Extract each line of the records below that contains the word "instagram".

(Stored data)
--------

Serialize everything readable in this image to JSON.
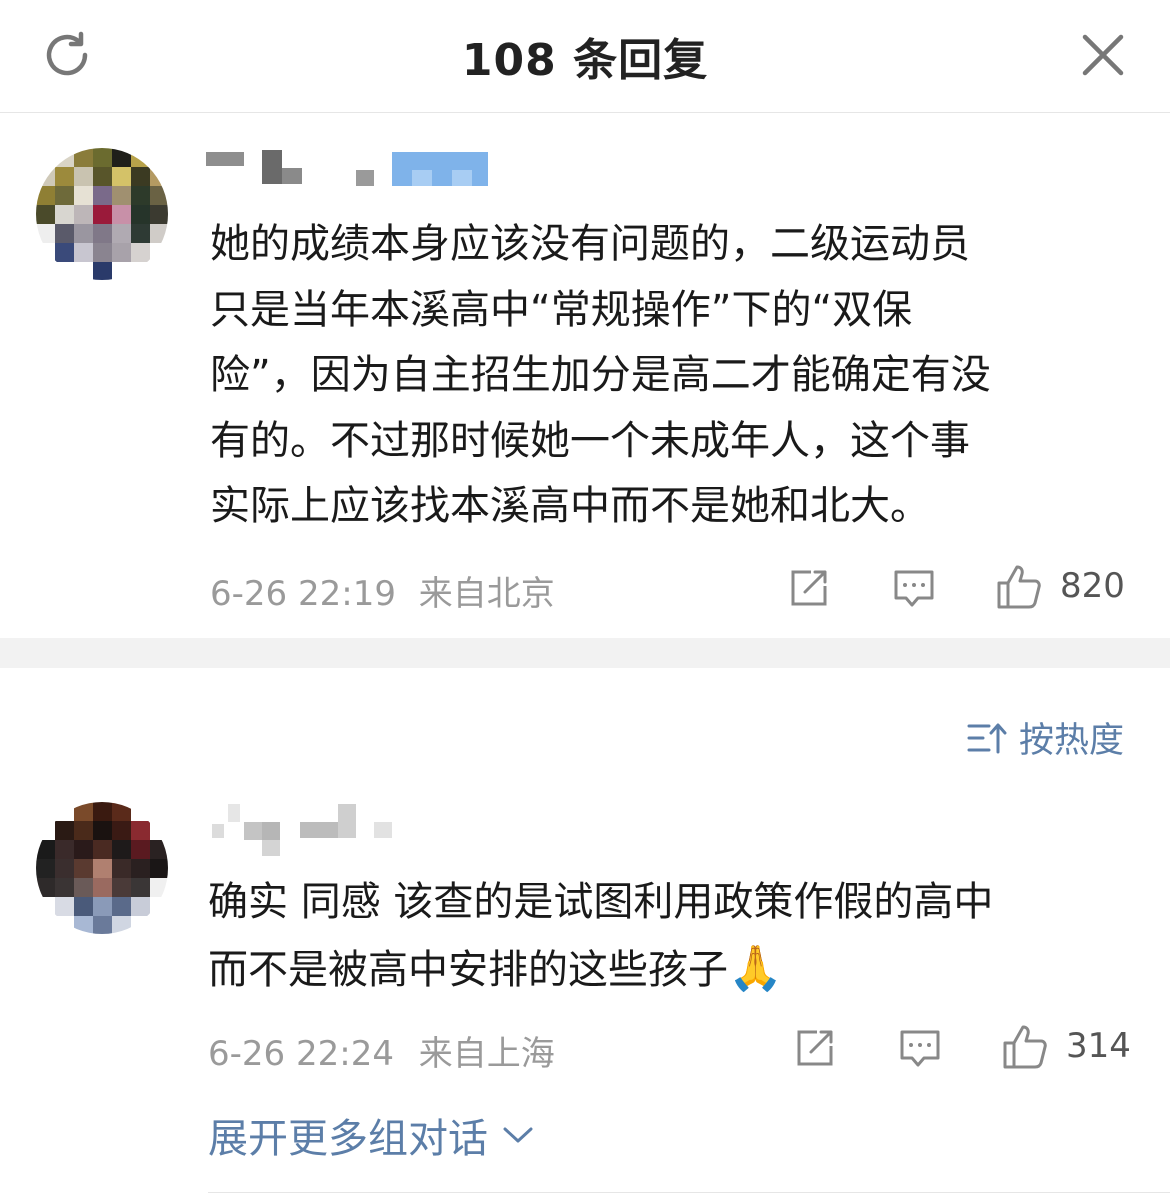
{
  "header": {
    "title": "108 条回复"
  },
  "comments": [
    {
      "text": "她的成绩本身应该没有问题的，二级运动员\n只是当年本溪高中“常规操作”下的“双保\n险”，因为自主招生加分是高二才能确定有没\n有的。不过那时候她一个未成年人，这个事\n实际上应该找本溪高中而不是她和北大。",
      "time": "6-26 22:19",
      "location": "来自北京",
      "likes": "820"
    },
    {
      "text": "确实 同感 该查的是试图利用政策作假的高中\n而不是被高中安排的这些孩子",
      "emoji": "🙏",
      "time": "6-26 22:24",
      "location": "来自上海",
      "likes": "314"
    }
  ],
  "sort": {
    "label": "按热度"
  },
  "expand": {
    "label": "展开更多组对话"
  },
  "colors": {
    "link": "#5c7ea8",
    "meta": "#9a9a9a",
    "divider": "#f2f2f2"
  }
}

--------

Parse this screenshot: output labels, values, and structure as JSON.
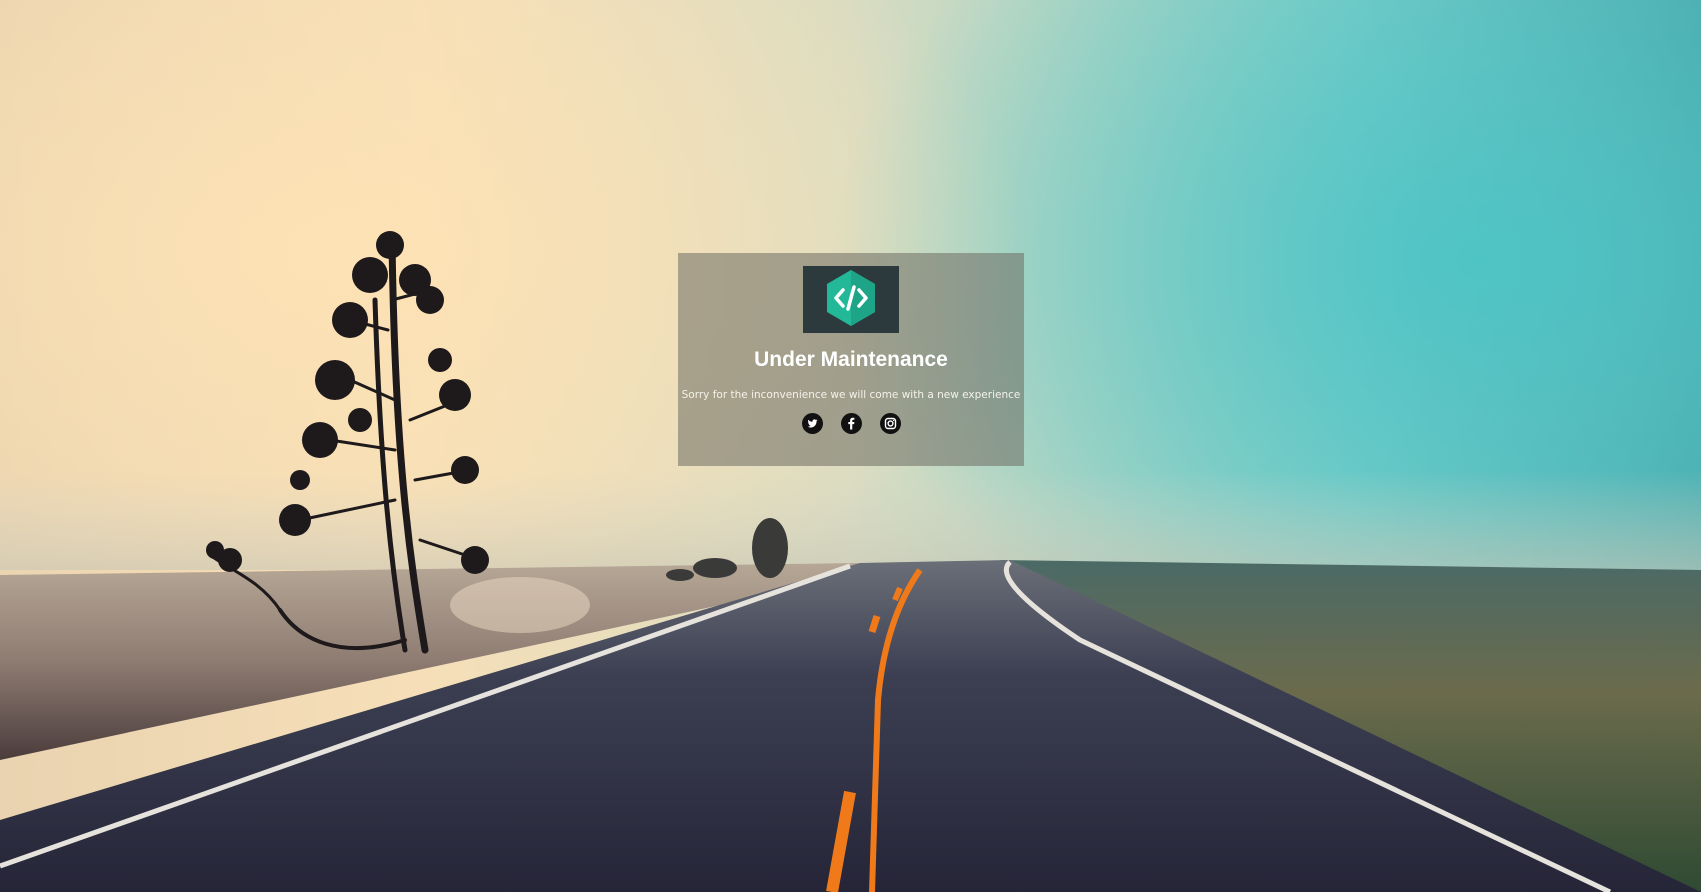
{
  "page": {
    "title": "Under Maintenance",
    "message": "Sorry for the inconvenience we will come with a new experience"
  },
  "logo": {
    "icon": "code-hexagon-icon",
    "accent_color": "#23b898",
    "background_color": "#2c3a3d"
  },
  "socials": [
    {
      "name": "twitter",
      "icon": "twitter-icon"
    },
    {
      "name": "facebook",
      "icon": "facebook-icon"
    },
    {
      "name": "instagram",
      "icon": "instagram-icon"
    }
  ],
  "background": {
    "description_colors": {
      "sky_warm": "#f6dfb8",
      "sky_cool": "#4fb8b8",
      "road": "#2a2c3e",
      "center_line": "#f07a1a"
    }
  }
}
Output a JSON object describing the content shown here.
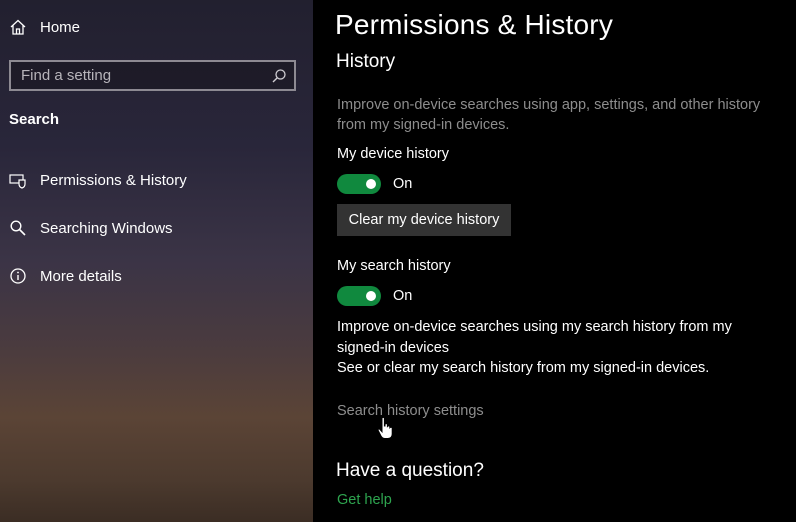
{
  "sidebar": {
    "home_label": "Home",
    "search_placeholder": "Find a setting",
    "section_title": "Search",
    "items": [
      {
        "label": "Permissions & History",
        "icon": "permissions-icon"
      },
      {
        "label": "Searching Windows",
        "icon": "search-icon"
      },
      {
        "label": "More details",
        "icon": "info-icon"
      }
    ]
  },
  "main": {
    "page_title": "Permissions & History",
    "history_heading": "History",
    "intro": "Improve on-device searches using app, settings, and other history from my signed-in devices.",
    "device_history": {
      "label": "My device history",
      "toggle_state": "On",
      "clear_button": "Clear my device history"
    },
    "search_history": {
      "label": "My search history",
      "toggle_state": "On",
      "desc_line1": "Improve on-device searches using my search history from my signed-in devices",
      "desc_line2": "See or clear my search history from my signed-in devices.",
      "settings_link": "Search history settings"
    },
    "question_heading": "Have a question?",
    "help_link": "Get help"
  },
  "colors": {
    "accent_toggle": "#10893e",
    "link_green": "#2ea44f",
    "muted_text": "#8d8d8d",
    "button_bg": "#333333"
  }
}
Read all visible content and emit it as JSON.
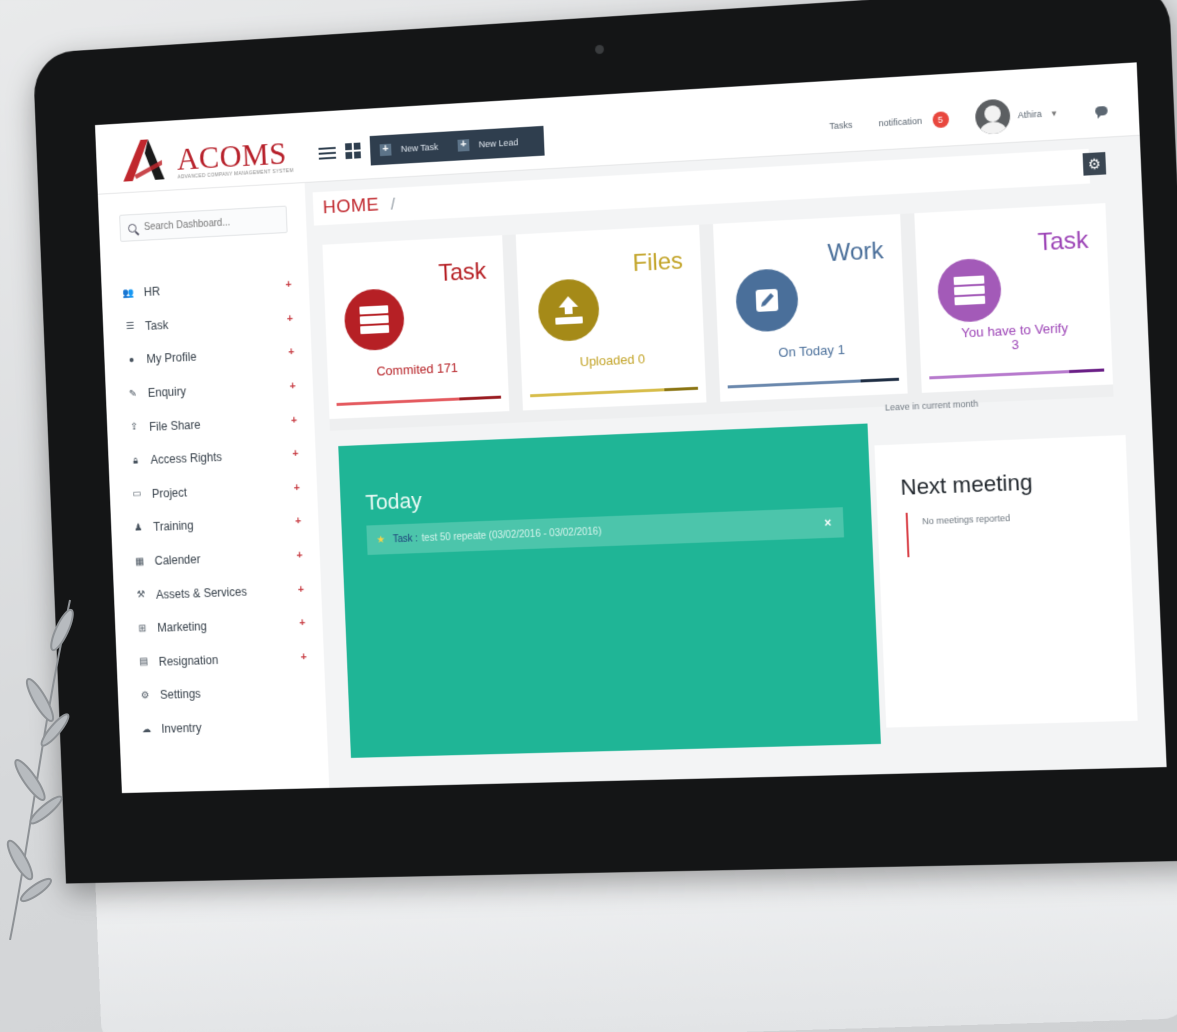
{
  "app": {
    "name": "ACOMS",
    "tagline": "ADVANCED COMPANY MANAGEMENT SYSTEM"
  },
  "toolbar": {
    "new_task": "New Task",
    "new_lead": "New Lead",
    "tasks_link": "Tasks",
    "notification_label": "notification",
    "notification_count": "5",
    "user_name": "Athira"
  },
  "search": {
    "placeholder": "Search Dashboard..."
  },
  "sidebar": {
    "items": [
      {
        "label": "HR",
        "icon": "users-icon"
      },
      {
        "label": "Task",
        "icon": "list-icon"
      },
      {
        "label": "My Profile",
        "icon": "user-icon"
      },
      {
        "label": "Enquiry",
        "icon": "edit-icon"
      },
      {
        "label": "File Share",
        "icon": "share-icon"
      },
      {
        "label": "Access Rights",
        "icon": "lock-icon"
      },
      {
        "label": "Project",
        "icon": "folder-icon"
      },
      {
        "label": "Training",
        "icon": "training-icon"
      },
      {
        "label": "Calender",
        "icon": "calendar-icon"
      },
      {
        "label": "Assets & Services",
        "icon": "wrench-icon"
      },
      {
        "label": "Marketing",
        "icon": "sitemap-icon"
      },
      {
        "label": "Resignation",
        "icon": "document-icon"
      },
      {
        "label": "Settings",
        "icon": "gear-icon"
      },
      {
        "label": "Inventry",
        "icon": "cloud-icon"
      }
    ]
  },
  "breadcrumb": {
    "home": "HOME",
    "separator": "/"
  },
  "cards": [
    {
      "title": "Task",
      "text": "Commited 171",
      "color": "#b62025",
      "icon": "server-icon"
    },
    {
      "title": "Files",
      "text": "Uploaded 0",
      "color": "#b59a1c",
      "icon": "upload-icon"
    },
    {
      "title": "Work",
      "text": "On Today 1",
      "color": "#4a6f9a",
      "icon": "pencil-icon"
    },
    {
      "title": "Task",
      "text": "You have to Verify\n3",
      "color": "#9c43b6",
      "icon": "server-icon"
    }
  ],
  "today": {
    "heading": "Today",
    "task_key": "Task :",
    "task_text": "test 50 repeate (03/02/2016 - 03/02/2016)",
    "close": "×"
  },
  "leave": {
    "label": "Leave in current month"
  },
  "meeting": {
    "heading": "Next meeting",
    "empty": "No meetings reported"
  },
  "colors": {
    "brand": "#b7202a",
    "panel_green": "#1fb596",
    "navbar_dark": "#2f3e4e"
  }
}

--------

▶ [Response]:
      "name": "instagram",
      "icon": "instagram-icon"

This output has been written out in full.